> _TASK TO COMPLETE_
Among the records below, find each line that includes the string "deflagrante" and copy it.

[BEGIN]

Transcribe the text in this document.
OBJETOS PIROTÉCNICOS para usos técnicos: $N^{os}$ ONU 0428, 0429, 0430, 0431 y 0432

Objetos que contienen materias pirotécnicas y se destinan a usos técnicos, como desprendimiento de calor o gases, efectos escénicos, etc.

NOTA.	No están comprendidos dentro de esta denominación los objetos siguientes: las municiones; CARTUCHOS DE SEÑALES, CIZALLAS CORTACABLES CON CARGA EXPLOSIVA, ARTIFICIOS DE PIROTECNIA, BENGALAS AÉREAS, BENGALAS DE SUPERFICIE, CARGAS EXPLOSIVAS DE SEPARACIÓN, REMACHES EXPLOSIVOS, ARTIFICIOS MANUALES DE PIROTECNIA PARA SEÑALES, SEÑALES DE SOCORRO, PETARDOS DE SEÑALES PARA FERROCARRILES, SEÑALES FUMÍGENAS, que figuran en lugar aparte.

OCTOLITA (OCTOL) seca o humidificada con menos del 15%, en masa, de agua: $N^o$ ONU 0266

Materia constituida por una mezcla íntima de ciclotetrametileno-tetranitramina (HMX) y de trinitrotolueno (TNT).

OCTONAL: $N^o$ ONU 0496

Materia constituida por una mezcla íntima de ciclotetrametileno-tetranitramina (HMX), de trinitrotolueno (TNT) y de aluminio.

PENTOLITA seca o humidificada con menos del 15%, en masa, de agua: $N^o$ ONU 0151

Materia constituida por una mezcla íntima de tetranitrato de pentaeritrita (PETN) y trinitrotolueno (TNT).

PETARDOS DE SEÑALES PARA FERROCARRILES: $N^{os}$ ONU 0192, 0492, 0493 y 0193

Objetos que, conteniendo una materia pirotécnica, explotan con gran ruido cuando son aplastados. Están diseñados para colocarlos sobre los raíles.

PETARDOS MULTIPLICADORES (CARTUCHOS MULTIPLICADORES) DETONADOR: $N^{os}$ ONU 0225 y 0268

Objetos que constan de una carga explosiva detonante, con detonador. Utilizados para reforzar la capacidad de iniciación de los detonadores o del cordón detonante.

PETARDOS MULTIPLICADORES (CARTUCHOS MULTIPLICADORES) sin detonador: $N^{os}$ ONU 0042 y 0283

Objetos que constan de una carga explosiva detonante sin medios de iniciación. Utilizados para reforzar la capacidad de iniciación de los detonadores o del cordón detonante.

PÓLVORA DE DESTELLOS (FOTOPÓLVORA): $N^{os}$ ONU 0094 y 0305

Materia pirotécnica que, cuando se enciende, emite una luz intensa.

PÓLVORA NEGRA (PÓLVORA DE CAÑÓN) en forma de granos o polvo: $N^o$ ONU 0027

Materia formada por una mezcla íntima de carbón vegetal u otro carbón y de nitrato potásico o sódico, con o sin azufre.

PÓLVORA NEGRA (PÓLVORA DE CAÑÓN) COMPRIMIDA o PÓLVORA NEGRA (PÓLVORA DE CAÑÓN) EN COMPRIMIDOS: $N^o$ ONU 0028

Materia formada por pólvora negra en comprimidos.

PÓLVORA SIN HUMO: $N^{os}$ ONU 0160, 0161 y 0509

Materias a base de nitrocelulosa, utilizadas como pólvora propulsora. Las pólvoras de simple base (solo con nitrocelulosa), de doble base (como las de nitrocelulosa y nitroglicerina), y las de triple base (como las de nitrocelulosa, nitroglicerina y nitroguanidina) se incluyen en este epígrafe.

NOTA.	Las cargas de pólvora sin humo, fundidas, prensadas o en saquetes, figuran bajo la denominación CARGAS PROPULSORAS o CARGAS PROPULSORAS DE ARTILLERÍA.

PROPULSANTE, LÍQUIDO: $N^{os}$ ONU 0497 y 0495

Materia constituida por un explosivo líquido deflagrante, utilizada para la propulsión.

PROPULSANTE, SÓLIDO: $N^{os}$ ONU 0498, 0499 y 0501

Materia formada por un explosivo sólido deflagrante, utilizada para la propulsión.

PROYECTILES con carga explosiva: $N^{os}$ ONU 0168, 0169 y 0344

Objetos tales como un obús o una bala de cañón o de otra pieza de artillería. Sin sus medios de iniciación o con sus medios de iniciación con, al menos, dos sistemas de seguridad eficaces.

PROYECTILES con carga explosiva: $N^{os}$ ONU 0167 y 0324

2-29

[END]

> _THE ANSWER_
Materia constituida por un explosivo líquido deflagrante, utilizada para la propulsión.
Materia formada por un explosivo sólido deflagrante, utilizada para la propulsión.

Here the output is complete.